## Task
Transcribe every line exactly and omit anything that is a picture.

======== Record set ========

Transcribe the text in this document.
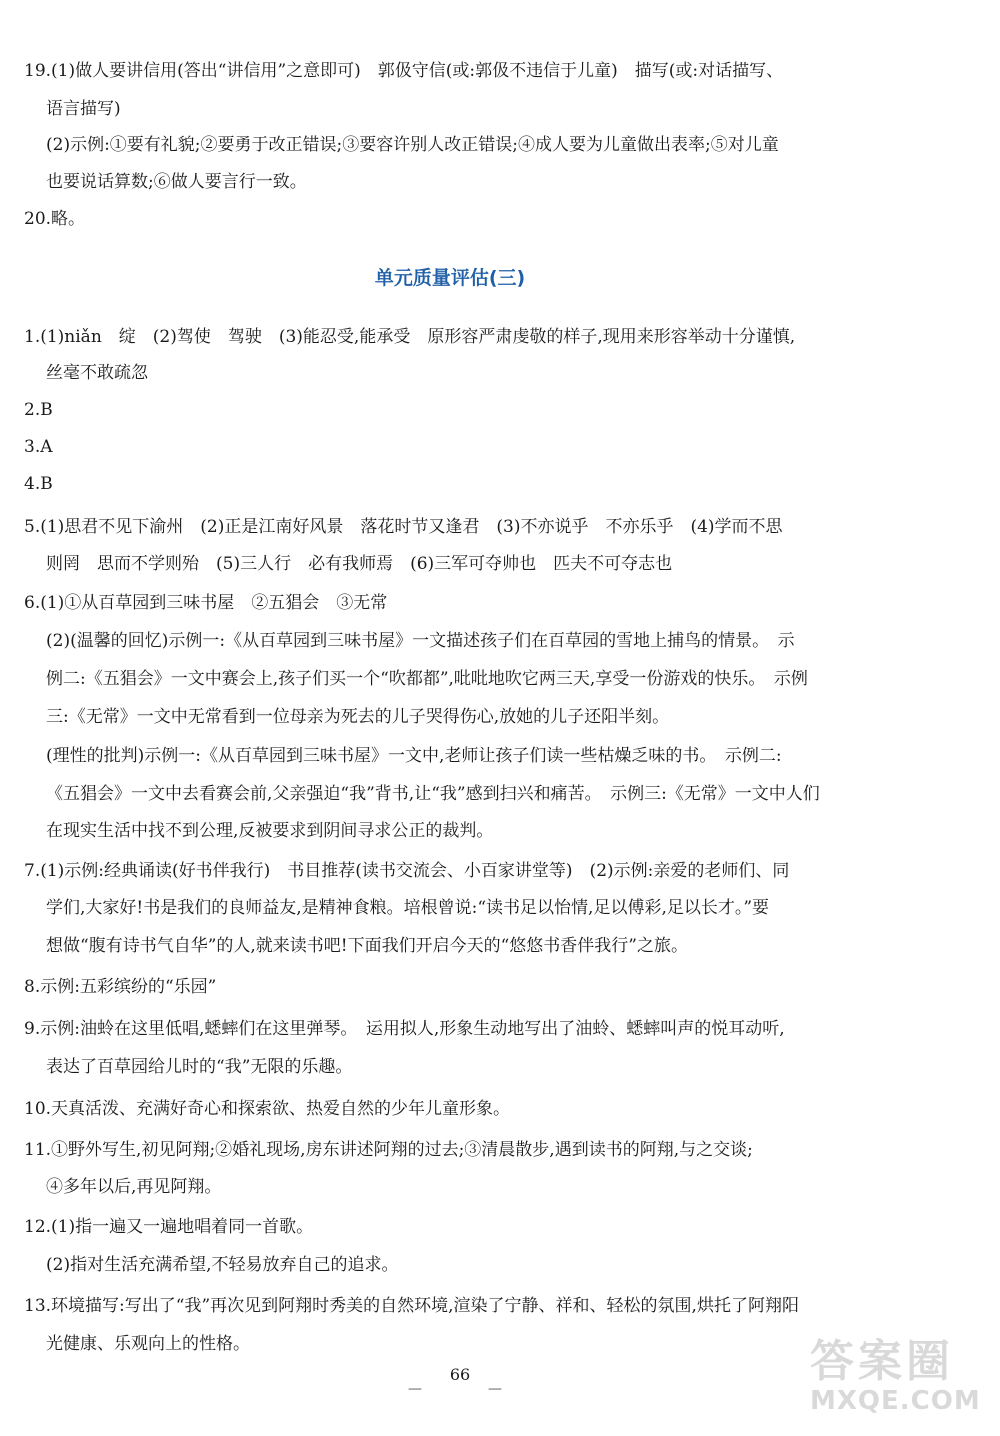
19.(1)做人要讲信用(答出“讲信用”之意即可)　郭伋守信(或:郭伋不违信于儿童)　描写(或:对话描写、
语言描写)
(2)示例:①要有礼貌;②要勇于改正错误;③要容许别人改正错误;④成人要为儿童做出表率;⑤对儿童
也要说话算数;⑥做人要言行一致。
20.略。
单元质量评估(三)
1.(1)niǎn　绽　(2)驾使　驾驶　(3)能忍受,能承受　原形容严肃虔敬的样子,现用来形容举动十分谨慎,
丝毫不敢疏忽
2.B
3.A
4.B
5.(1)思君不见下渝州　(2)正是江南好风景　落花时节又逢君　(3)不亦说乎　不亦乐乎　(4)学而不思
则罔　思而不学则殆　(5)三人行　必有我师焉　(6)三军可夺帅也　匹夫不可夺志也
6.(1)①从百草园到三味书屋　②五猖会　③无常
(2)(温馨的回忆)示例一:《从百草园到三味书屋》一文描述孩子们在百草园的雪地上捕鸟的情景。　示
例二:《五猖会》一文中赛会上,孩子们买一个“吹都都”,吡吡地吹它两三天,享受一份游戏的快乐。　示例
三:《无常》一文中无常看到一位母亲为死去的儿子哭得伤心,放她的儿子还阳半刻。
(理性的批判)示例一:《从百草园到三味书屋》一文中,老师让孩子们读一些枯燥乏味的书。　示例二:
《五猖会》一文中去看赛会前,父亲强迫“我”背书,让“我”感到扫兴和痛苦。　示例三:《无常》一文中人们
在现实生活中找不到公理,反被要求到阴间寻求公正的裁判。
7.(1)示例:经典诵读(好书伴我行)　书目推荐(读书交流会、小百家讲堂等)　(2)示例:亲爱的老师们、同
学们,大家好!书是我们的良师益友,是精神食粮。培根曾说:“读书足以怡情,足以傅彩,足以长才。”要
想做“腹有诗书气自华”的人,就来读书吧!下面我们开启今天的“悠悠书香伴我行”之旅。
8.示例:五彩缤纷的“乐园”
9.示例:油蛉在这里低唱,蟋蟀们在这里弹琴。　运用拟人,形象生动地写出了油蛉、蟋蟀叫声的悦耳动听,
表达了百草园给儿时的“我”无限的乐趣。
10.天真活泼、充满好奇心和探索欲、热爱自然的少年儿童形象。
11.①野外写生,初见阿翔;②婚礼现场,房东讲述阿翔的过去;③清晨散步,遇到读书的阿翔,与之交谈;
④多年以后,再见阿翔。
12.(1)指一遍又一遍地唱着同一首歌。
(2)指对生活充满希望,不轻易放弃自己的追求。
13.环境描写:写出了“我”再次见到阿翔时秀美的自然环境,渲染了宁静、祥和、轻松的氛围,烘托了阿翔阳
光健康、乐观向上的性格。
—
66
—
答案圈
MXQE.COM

========

## Solution to this problem
Transcribe the text in this document.
19.(1)做人要讲信用(答出“讲信用”之意即可)　郭伋守信(或:郭伋不违信于儿童)　描写(或:对话描写、
语言描写)
(2)示例:①要有礼貌;②要勇于改正错误;③要容许别人改正错误;④成人要为儿童做出表率;⑤对儿童
也要说话算数;⑥做人要言行一致。
20.略。
单元质量评估(三)
1.(1)niǎn　绽　(2)驾使　驾驶　(3)能忍受,能承受　原形容严肃虔敬的样子,现用来形容举动十分谨慎,
丝毫不敢疏忽
2.B
3.A
4.B
5.(1)思君不见下渝州　(2)正是江南好风景　落花时节又逢君　(3)不亦说乎　不亦乐乎　(4)学而不思
则罔　思而不学则殆　(5)三人行　必有我师焉　(6)三军可夺帅也　匹夫不可夺志也
6.(1)①从百草园到三味书屋　②五猖会　③无常
(2)(温馨的回忆)示例一:《从百草园到三味书屋》一文描述孩子们在百草园的雪地上捕鸟的情景。　示
例二:《五猖会》一文中赛会上,孩子们买一个“吹都都”,吡吡地吹它两三天,享受一份游戏的快乐。　示例
三:《无常》一文中无常看到一位母亲为死去的儿子哭得伤心,放她的儿子还阳半刻。
(理性的批判)示例一:《从百草园到三味书屋》一文中,老师让孩子们读一些枯燥乏味的书。　示例二:
《五猖会》一文中去看赛会前,父亲强迫“我”背书,让“我”感到扫兴和痛苦。　示例三:《无常》一文中人们
在现实生活中找不到公理,反被要求到阴间寻求公正的裁判。
7.(1)示例:经典诵读(好书伴我行)　书目推荐(读书交流会、小百家讲堂等)　(2)示例:亲爱的老师们、同
学们,大家好!书是我们的良师益友,是精神食粮。培根曾说:“读书足以怡情,足以傅彩,足以长才。”要
想做“腹有诗书气自华”的人,就来读书吧!下面我们开启今天的“悠悠书香伴我行”之旅。
8.示例:五彩缤纷的“乐园”
9.示例:油蛉在这里低唱,蟋蟀们在这里弹琴。　运用拟人,形象生动地写出了油蛉、蟋蟀叫声的悦耳动听,
表达了百草园给儿时的“我”无限的乐趣。
10.天真活泼、充满好奇心和探索欲、热爱自然的少年儿童形象。
11.①野外写生,初见阿翔;②婚礼现场,房东讲述阿翔的过去;③清晨散步,遇到读书的阿翔,与之交谈;
④多年以后,再见阿翔。
12.(1)指一遍又一遍地唱着同一首歌。
(2)指对生活充满希望,不轻易放弃自己的追求。
13.环境描写:写出了“我”再次见到阿翔时秀美的自然环境,渲染了宁静、祥和、轻松的氛围,烘托了阿翔阳
光健康、乐观向上的性格。
—
66
—
答案圈
MXQE.COM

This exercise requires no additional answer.